• **MATERIAL SUPPLIED**:
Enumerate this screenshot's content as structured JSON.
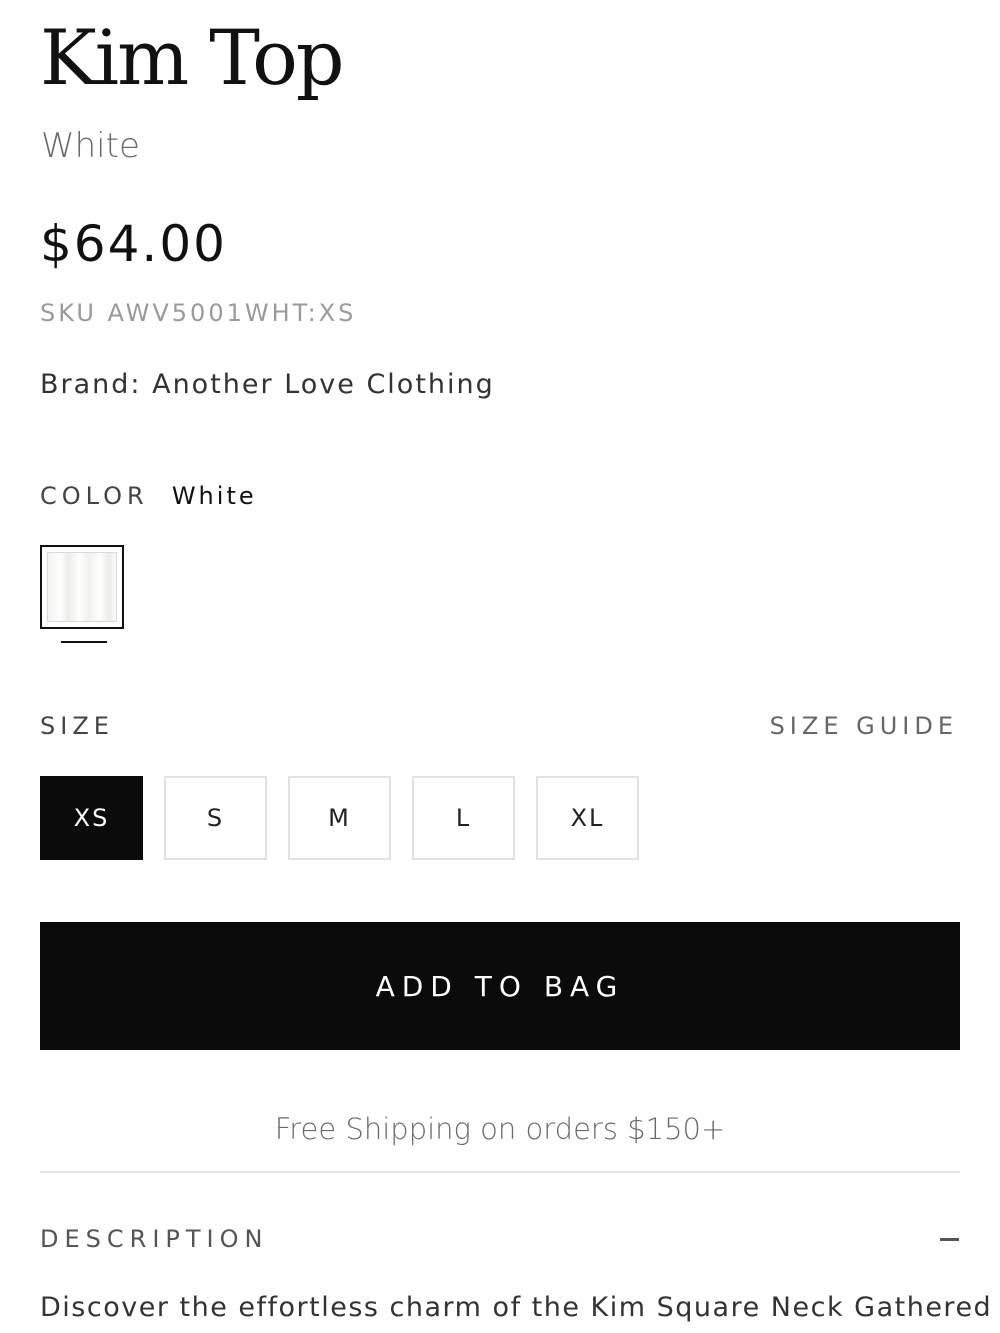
{
  "product": {
    "title": "Kim Top",
    "variant": "White",
    "price": "$64.00",
    "sku": "SKU AWV5001WHT:XS",
    "brand": "Brand: Another Love Clothing"
  },
  "color": {
    "label": "COLOR",
    "selected": "White",
    "swatch_color": "#f5f5f2"
  },
  "size": {
    "label": "SIZE",
    "guide_label": "SIZE GUIDE",
    "options": [
      "XS",
      "S",
      "M",
      "L",
      "XL"
    ],
    "selected": "XS"
  },
  "actions": {
    "add_to_bag": "ADD TO BAG"
  },
  "shipping_note": "Free Shipping on orders $150+",
  "description": {
    "title": "DESCRIPTION",
    "toggle_icon": "minus-icon",
    "text": "Discover the effortless charm of the Kim Square Neck Gathered"
  },
  "colors": {
    "primary": "#0b0b0b",
    "muted_text": "#6a6a6a",
    "border": "#e2e2e2"
  }
}
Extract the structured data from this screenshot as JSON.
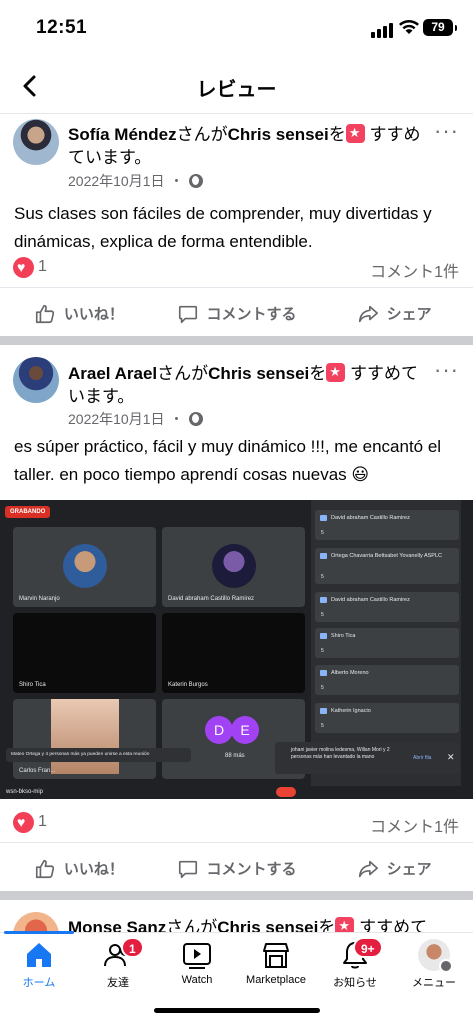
{
  "status_bar": {
    "time": "12:51",
    "battery": "79"
  },
  "header": {
    "title": "レビュー"
  },
  "posts": [
    {
      "author": "Sofía Méndez",
      "mid_text": "さんが",
      "target": "Chris sensei",
      "post_text": "を",
      "tail_text": " すすめています。",
      "date": "2022年10月1日",
      "dot": "・",
      "body": "Sus clases son fáciles de comprender, muy divertidas y dinámicas, explica de forma entendible.",
      "reaction_count": "1",
      "comment_count": "コメント1件"
    },
    {
      "author": "Arael Arael",
      "mid_text": "さんが",
      "target": "Chris sensei",
      "post_text": "を",
      "tail_text": " すすめています。",
      "date": "2022年10月1日",
      "dot": "・",
      "body": "es súper práctico, fácil y muy dinámico !!!, me encantó el taller. en poco tiempo aprendí cosas nuevas 😃",
      "reaction_count": "1",
      "comment_count": "コメント1件"
    },
    {
      "author": "Monse Sanz",
      "mid_text": "さんが",
      "target": "Chris sensei",
      "post_text": "を",
      "tail_text": " すすめて"
    }
  ],
  "actions": {
    "like": "いいね！",
    "comment": "コメントする",
    "share": "シェア"
  },
  "meeting": {
    "recording": "GRABANDO",
    "tiles": [
      {
        "name": "Marvin Naranjo"
      },
      {
        "name": "David abraham Castillo Ramirez"
      },
      {
        "name": "Shiro Tica"
      },
      {
        "name": "Katerin Burgos"
      },
      {
        "name": "Carlos Fran..."
      },
      {
        "name": "88 más"
      }
    ],
    "initials": [
      "D",
      "E"
    ],
    "sidebar": [
      {
        "name": "David abraham Castillo Ramirez",
        "count": "5"
      },
      {
        "name": "Ortega Chavarria Bettsabet Yovanelly ASPLC",
        "count": "5"
      },
      {
        "name": "David abraham Castillo Ramirez",
        "count": "5"
      },
      {
        "name": "Shiro Tica",
        "count": "5"
      },
      {
        "name": "Alberto Moreno",
        "count": "5"
      },
      {
        "name": "Katherin Ignacio",
        "count": "5"
      }
    ],
    "toast_left": "Mateo Ortega y 4 personas más ya pueden unirse a esta reunión",
    "toast_right": "johani javier molina ledesma, Willan Mori y 2 personas más han levantado la mano",
    "toast_action": "Abrir fila",
    "meeting_code": "wsn-bkso-mip"
  },
  "nav": {
    "items": [
      {
        "label": "ホーム",
        "icon": "home-icon"
      },
      {
        "label": "友達",
        "icon": "friends-icon",
        "badge": "1"
      },
      {
        "label": "Watch",
        "icon": "watch-icon"
      },
      {
        "label": "Marketplace",
        "icon": "marketplace-icon"
      },
      {
        "label": "お知らせ",
        "icon": "bell-icon",
        "badge": "9+"
      },
      {
        "label": "メニュー",
        "icon": "menu-avatar"
      }
    ]
  },
  "colors": {
    "accent": "#1877f2",
    "heart": "#f33e58",
    "badge": "#e41e3f",
    "recommend": "#f3425f"
  }
}
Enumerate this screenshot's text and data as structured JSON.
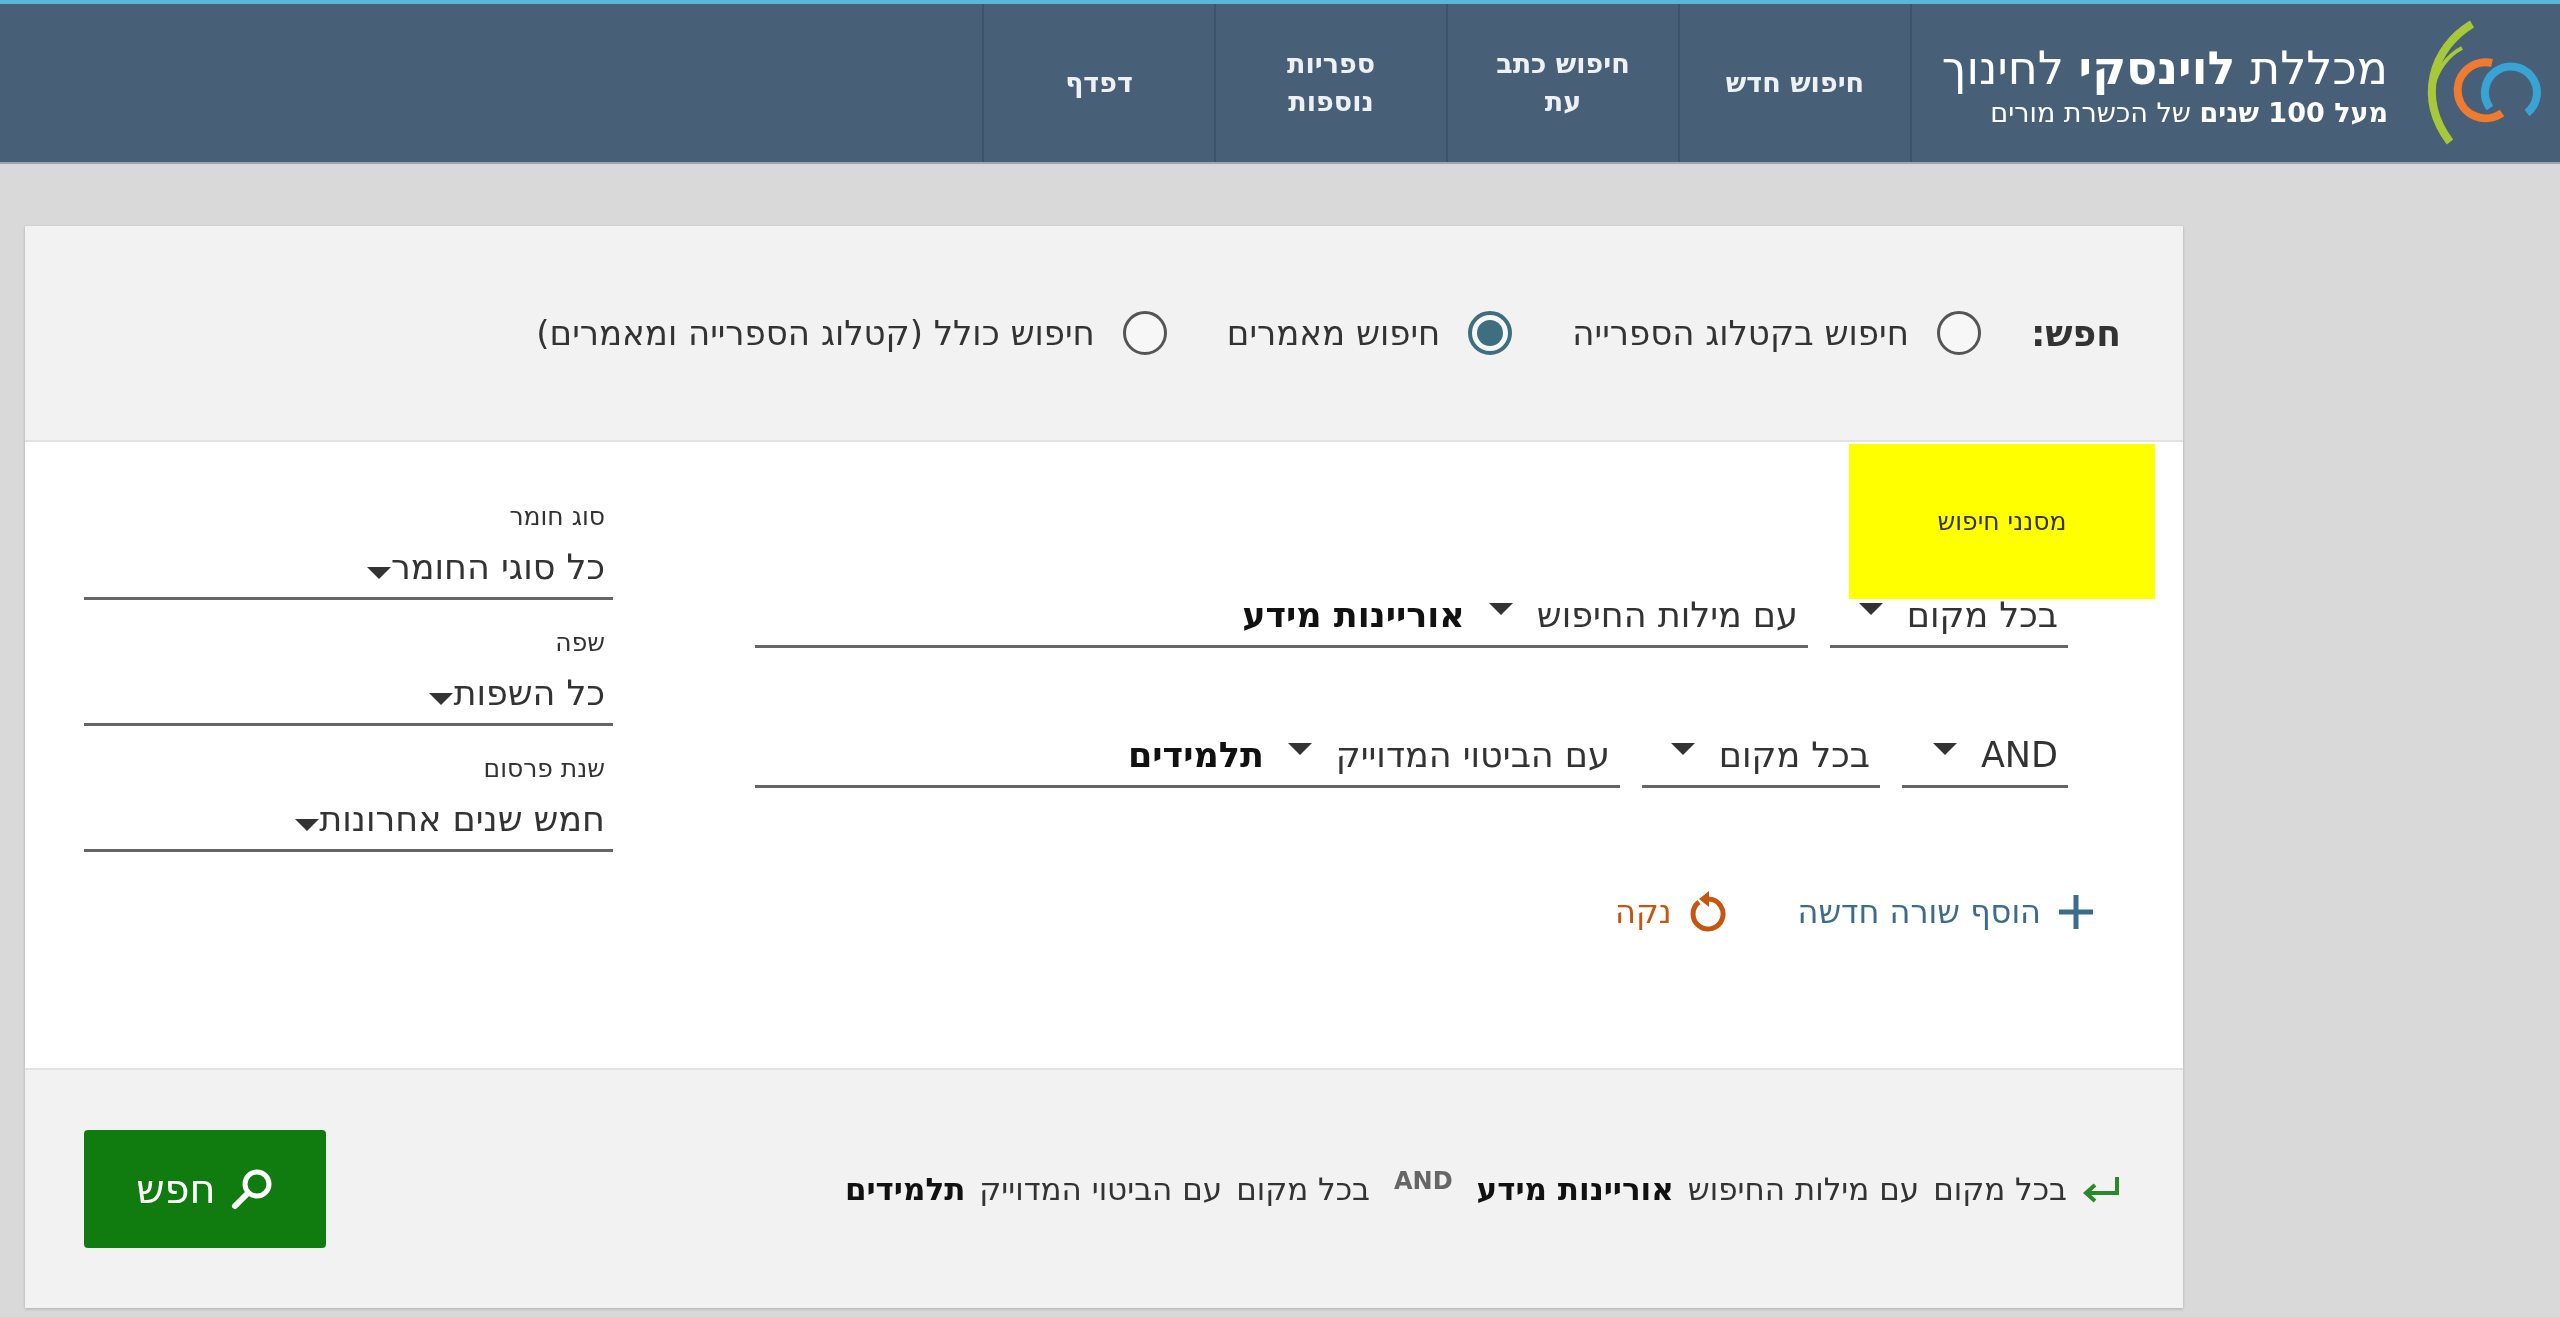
{
  "header": {
    "logo_title": "מכללת **לוינסקי** לחינוך",
    "logo_tagline": "**מעל 100 שנים** של הכשרת מורים",
    "nav": [
      {
        "label": "חיפוש חדש"
      },
      {
        "label": "חיפוש כתב עת"
      },
      {
        "label": "ספריות נוספות"
      },
      {
        "label": "דפדף"
      }
    ]
  },
  "search_type": {
    "label": "חפש:",
    "options": [
      {
        "label": "חיפוש בקטלוג הספרייה",
        "selected": false
      },
      {
        "label": "חיפוש מאמרים",
        "selected": true
      },
      {
        "label": "חיפוש כולל (קטלוג הספרייה ומאמרים)",
        "selected": false
      }
    ]
  },
  "filters_tooltip": "מסנני חיפוש",
  "query_rows": [
    {
      "scope": "בכל מקום",
      "operator": "עם מילות החיפוש",
      "value": "אוריינות מידע"
    },
    {
      "boolean": "AND",
      "scope": "בכל מקום",
      "operator": "עם הביטוי המדוייק",
      "value": "תלמידים"
    }
  ],
  "actions": {
    "add_row": "הוסף שורה חדשה",
    "clear": "נקה"
  },
  "filters": [
    {
      "label": "סוג חומר",
      "value": "כל סוגי החומר"
    },
    {
      "label": "שפה",
      "value": "כל השפות"
    },
    {
      "label": "שנת פרסום",
      "value": "חמש שנים אחרונות"
    }
  ],
  "summary": [
    {
      "kind": "term",
      "text": "בכל מקום"
    },
    {
      "kind": "term",
      "text": "עם מילות החיפוש"
    },
    {
      "kind": "value",
      "text": "אוריינות מידע"
    },
    {
      "kind": "boolean",
      "text": "AND"
    },
    {
      "kind": "term",
      "text": "בכל מקום"
    },
    {
      "kind": "term",
      "text": "עם הביטוי המדוייק"
    },
    {
      "kind": "value",
      "text": "תלמידים"
    }
  ],
  "search_button": "חפש"
}
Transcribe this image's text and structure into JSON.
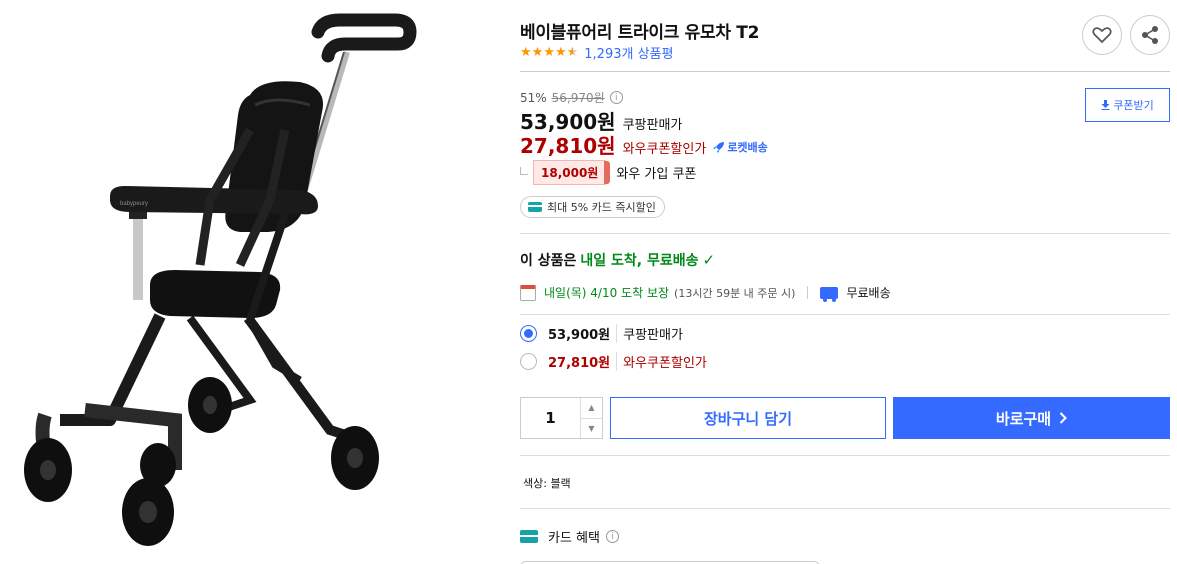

• **AIM OF THE TASK**:
Write out the whole listing exactly, and drop the pictures.

• **ANSWER FOR THIS EXERCISE**:
Enumerate this screenshot's content as structured JSON.
{
  "product": {
    "title": "Kim Top",
    "variant": "White",
    "price": "$64.00",
    "sku": "SKU AWV5001WHT:XS",
    "brand": "Brand: Another Love Clothing"
  },
  "color": {
    "label": "COLOR",
    "selected": "White",
    "swatch_color": "#f5f5f2"
  },
  "size": {
    "label": "SIZE",
    "guide_label": "SIZE GUIDE",
    "options": [
      "XS",
      "S",
      "M",
      "L",
      "XL"
    ],
    "selected": "XS"
  },
  "actions": {
    "add_to_bag": "ADD TO BAG"
  },
  "shipping_note": "Free Shipping on orders $150+",
  "description": {
    "title": "DESCRIPTION",
    "toggle_icon": "minus-icon",
    "text": "Discover the effortless charm of the Kim Square Neck Gathered"
  },
  "colors": {
    "primary": "#0b0b0b",
    "muted_text": "#6a6a6a",
    "border": "#e2e2e2"
  }
}
Extract the structured data from this screenshot as JSON.
{
  "status_bar": {
    "time": "12:51",
    "battery": "79"
  },
  "header": {
    "title": "レビュー"
  },
  "posts": [
    {
      "author": "Sofía Méndez",
      "mid_text": "さんが",
      "target": "Chris sensei",
      "post_text": "を",
      "tail_text": " すすめています。",
      "date": "2022年10月1日",
      "dot": "・",
      "body": "Sus clases son fáciles de comprender, muy divertidas y dinámicas, explica de forma entendible.",
      "reaction_count": "1",
      "comment_count": "コメント1件"
    },
    {
      "author": "Arael Arael",
      "mid_text": "さんが",
      "target": "Chris sensei",
      "post_text": "を",
      "tail_text": " すすめています。",
      "date": "2022年10月1日",
      "dot": "・",
      "body": "es súper práctico, fácil y muy dinámico !!!, me encantó el taller. en poco tiempo aprendí cosas nuevas 😃",
      "reaction_count": "1",
      "comment_count": "コメント1件"
    },
    {
      "author": "Monse Sanz",
      "mid_text": "さんが",
      "target": "Chris sensei",
      "post_text": "を",
      "tail_text": " すすめて"
    }
  ],
  "actions": {
    "like": "いいね！",
    "comment": "コメントする",
    "share": "シェア"
  },
  "meeting": {
    "recording": "GRABANDO",
    "tiles": [
      {
        "name": "Marvin Naranjo"
      },
      {
        "name": "David abraham Castillo Ramirez"
      },
      {
        "name": "Shiro Tica"
      },
      {
        "name": "Katerin Burgos"
      },
      {
        "name": "Carlos Fran..."
      },
      {
        "name": "88 más"
      }
    ],
    "initials": [
      "D",
      "E"
    ],
    "sidebar": [
      {
        "name": "David abraham Castillo Ramirez",
        "count": "5"
      },
      {
        "name": "Ortega Chavarria Bettsabet Yovanelly ASPLC",
        "count": "5"
      },
      {
        "name": "David abraham Castillo Ramirez",
        "count": "5"
      },
      {
        "name": "Shiro Tica",
        "count": "5"
      },
      {
        "name": "Alberto Moreno",
        "count": "5"
      },
      {
        "name": "Katherin Ignacio",
        "count": "5"
      }
    ],
    "toast_left": "Mateo Ortega y 4 personas más ya pueden unirse a esta reunión",
    "toast_right": "johani javier molina ledesma, Willan Mori y 2 personas más han levantado la mano",
    "toast_action": "Abrir fila",
    "meeting_code": "wsn-bkso-mip"
  },
  "nav": {
    "items": [
      {
        "label": "ホーム",
        "icon": "home-icon"
      },
      {
        "label": "友達",
        "icon": "friends-icon",
        "badge": "1"
      },
      {
        "label": "Watch",
        "icon": "watch-icon"
      },
      {
        "label": "Marketplace",
        "icon": "marketplace-icon"
      },
      {
        "label": "お知らせ",
        "icon": "bell-icon",
        "badge": "9+"
      },
      {
        "label": "メニュー",
        "icon": "menu-avatar"
      }
    ]
  },
  "colors": {
    "accent": "#1877f2",
    "heart": "#f33e58",
    "badge": "#e41e3f",
    "recommend": "#f3425f"
  }
}
Enumerate this screenshot's text and data as structured JSON.
{
  "header": {
    "logo_title": "מכללת **לוינסקי** לחינוך",
    "logo_tagline": "**מעל 100 שנים** של הכשרת מורים",
    "nav": [
      {
        "label": "חיפוש חדש"
      },
      {
        "label": "חיפוש כתב עת"
      },
      {
        "label": "ספריות נוספות"
      },
      {
        "label": "דפדף"
      }
    ]
  },
  "search_type": {
    "label": "חפש:",
    "options": [
      {
        "label": "חיפוש בקטלוג הספרייה",
        "selected": false
      },
      {
        "label": "חיפוש מאמרים",
        "selected": true
      },
      {
        "label": "חיפוש כולל (קטלוג הספרייה ומאמרים)",
        "selected": false
      }
    ]
  },
  "filters_tooltip": "מסנני חיפוש",
  "query_rows": [
    {
      "scope": "בכל מקום",
      "operator": "עם מילות החיפוש",
      "value": "אוריינות מידע"
    },
    {
      "boolean": "AND",
      "scope": "בכל מקום",
      "operator": "עם הביטוי המדוייק",
      "value": "תלמידים"
    }
  ],
  "actions": {
    "add_row": "הוסף שורה חדשה",
    "clear": "נקה"
  },
  "filters": [
    {
      "label": "סוג חומר",
      "value": "כל סוגי החומר"
    },
    {
      "label": "שפה",
      "value": "כל השפות"
    },
    {
      "label": "שנת פרסום",
      "value": "חמש שנים אחרונות"
    }
  ],
  "summary": [
    {
      "kind": "term",
      "text": "בכל מקום"
    },
    {
      "kind": "term",
      "text": "עם מילות החיפוש"
    },
    {
      "kind": "value",
      "text": "אוריינות מידע"
    },
    {
      "kind": "boolean",
      "text": "AND"
    },
    {
      "kind": "term",
      "text": "בכל מקום"
    },
    {
      "kind": "term",
      "text": "עם הביטוי המדוייק"
    },
    {
      "kind": "value",
      "text": "תלמידים"
    }
  ],
  "search_button": "חפש"
}
Transcribe this image's text and structure into JSON.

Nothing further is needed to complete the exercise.